## AIM
Scan the listing below and copy every line holding "each".

## RECORDS FOR THIS EXERCISE
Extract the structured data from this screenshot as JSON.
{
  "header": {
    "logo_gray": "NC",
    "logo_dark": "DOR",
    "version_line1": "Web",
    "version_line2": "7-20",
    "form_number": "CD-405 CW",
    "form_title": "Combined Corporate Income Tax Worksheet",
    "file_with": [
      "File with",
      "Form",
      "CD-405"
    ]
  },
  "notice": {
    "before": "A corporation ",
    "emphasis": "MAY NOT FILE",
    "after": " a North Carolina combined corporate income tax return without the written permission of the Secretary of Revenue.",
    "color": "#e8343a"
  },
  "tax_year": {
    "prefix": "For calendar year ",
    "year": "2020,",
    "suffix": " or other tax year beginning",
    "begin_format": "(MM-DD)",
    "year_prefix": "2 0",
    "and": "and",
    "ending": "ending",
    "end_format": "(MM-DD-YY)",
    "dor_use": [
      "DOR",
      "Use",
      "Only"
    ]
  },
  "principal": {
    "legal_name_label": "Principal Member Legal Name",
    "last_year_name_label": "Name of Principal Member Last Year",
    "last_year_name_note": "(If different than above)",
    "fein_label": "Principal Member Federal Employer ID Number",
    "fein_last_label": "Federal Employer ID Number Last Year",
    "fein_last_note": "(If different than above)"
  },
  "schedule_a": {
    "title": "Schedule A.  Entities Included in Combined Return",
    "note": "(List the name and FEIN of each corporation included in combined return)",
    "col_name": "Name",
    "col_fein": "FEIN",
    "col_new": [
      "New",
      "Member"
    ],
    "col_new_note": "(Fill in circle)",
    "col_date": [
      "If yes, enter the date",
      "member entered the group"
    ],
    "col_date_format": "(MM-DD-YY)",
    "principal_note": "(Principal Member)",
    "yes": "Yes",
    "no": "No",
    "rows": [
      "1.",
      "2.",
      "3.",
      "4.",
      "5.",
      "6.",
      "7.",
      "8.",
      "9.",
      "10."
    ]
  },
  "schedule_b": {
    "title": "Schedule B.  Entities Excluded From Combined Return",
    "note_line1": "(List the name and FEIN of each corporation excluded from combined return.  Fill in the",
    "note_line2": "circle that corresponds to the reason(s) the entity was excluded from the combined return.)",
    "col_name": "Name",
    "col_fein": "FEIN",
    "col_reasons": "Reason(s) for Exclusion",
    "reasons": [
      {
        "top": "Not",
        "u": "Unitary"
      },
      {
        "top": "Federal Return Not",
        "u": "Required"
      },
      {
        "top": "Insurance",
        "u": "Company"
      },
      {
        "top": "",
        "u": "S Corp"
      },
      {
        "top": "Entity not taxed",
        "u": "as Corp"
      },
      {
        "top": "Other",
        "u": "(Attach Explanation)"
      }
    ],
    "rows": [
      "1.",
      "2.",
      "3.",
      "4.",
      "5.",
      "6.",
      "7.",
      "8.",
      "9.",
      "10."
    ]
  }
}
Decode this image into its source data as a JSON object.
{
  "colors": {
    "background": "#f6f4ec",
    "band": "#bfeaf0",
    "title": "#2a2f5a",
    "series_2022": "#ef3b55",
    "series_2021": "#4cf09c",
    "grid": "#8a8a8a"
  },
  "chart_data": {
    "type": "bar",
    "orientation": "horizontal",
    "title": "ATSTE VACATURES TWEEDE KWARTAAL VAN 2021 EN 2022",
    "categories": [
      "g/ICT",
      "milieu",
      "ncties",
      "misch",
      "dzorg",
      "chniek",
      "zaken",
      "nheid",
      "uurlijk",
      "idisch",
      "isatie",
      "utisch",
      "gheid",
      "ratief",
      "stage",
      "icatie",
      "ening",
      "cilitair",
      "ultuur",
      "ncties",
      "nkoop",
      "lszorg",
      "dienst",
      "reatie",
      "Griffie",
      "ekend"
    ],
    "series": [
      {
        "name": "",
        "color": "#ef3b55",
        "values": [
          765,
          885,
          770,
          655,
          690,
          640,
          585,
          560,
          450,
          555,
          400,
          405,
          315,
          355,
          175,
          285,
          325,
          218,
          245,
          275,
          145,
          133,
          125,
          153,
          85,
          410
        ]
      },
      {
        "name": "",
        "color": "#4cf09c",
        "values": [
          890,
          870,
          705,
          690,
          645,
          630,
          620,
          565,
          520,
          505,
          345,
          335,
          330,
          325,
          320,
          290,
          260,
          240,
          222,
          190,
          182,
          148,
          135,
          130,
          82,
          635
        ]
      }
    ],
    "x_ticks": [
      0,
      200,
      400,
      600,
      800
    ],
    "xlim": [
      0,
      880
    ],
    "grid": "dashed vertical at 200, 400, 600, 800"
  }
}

## THE RESULT
    "note": "(List the name and FEIN of each corporation included in combined return)",
    "note_line1": "(List the name and FEIN of each corporation excluded from combined return.  Fill in the",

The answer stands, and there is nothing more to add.